##### GIVEN DATA

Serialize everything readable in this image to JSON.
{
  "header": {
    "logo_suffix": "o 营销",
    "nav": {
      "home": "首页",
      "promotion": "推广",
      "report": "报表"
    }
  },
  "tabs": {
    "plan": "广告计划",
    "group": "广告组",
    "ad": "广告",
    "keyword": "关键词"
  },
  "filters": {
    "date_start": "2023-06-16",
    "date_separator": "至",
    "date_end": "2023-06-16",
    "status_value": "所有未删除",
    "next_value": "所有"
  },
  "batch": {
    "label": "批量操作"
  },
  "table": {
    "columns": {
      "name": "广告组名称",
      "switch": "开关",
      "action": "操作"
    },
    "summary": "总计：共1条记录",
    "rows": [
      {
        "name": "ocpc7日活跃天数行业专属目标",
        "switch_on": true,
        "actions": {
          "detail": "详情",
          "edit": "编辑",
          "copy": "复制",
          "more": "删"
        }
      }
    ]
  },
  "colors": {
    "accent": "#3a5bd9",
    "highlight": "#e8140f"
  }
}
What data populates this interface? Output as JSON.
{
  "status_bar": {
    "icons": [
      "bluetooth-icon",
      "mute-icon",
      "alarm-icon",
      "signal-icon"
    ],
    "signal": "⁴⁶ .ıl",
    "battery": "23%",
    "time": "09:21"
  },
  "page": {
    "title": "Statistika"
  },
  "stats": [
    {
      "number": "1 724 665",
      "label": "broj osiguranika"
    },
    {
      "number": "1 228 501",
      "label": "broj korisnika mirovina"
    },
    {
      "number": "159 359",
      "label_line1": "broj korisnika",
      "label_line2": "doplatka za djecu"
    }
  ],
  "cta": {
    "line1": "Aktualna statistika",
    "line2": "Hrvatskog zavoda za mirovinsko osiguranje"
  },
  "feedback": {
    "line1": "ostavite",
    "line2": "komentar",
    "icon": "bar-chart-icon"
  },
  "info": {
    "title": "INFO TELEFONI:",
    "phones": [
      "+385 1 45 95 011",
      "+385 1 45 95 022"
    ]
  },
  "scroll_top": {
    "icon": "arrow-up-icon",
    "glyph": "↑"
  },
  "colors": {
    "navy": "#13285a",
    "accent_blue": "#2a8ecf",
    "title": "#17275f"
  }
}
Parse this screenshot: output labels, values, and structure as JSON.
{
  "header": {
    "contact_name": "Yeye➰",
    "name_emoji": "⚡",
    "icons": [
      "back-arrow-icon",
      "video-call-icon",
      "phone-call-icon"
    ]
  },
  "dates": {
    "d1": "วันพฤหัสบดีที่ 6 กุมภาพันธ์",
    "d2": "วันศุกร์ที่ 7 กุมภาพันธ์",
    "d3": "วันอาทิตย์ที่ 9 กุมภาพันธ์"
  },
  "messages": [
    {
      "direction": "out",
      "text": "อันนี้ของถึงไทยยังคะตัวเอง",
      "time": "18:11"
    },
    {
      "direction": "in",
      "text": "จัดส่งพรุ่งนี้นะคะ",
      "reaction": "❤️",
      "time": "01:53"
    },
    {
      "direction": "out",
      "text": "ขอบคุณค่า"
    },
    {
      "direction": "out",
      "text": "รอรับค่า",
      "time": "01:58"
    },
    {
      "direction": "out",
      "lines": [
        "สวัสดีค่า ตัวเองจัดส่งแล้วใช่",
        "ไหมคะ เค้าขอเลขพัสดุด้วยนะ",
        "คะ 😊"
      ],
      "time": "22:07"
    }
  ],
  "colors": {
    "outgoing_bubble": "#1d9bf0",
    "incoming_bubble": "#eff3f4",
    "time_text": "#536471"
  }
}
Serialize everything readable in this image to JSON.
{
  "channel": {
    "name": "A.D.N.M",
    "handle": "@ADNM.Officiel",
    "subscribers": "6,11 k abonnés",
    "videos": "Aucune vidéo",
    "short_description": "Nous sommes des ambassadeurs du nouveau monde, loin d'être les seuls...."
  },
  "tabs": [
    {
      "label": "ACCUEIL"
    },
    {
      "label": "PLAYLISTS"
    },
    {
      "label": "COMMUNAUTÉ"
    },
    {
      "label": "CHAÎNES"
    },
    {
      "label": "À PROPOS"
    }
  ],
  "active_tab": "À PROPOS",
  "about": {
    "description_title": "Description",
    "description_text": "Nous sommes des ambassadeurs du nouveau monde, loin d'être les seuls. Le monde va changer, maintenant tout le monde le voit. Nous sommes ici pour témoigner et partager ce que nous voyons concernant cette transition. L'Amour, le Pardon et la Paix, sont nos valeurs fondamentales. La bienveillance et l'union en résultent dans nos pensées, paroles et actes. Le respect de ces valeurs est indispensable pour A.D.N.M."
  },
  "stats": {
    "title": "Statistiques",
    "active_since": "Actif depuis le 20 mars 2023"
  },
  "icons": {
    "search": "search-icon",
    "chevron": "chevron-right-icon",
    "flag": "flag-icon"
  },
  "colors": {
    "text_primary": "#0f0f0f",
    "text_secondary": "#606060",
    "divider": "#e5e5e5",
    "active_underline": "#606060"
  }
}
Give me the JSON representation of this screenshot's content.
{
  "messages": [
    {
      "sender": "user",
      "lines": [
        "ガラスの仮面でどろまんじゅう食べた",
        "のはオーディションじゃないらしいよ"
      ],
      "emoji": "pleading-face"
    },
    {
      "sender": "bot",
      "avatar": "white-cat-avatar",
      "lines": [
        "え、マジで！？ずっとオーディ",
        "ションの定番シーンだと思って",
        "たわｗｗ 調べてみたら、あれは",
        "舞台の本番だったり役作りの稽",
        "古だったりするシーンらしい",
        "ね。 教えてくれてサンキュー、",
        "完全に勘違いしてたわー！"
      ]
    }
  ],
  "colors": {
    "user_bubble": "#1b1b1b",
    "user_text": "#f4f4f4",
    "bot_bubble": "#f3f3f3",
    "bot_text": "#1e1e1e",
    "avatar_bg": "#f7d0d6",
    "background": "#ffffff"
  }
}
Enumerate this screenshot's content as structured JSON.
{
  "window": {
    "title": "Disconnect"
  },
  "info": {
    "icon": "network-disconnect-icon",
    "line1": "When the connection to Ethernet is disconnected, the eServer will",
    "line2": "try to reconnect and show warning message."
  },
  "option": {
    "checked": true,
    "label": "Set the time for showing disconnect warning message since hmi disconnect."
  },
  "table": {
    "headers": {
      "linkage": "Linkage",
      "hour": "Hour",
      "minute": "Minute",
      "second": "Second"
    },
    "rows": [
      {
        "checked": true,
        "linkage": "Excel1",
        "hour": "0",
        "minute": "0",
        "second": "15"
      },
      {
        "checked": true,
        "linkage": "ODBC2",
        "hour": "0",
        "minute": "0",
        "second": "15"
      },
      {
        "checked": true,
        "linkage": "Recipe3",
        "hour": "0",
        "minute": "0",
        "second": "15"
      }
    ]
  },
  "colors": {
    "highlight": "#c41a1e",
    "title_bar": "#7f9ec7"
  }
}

##########

▶ _REQUIREMENTS_: Return exactly the lines of the data, and only those, from the line with "Enumerate this screenshot's" through the last line, inclusive.

▶ _SOLUTION TO THIS EXERCISE_:
Enumerate this screenshot's content as structured JSON.
{
  "window": {
    "title": "Disconnect"
  },
  "info": {
    "icon": "network-disconnect-icon",
    "line1": "When the connection to Ethernet is disconnected, the eServer will",
    "line2": "try to reconnect and show warning message."
  },
  "option": {
    "checked": true,
    "label": "Set the time for showing disconnect warning message since hmi disconnect."
  },
  "table": {
    "headers": {
      "linkage": "Linkage",
      "hour": "Hour",
      "minute": "Minute",
      "second": "Second"
    },
    "rows": [
      {
        "checked": true,
        "linkage": "Excel1",
        "hour": "0",
        "minute": "0",
        "second": "15"
      },
      {
        "checked": true,
        "linkage": "ODBC2",
        "hour": "0",
        "minute": "0",
        "second": "15"
      },
      {
        "checked": true,
        "linkage": "Recipe3",
        "hour": "0",
        "minute": "0",
        "second": "15"
      }
    ]
  },
  "colors": {
    "highlight": "#c41a1e",
    "title_bar": "#7f9ec7"
  }
}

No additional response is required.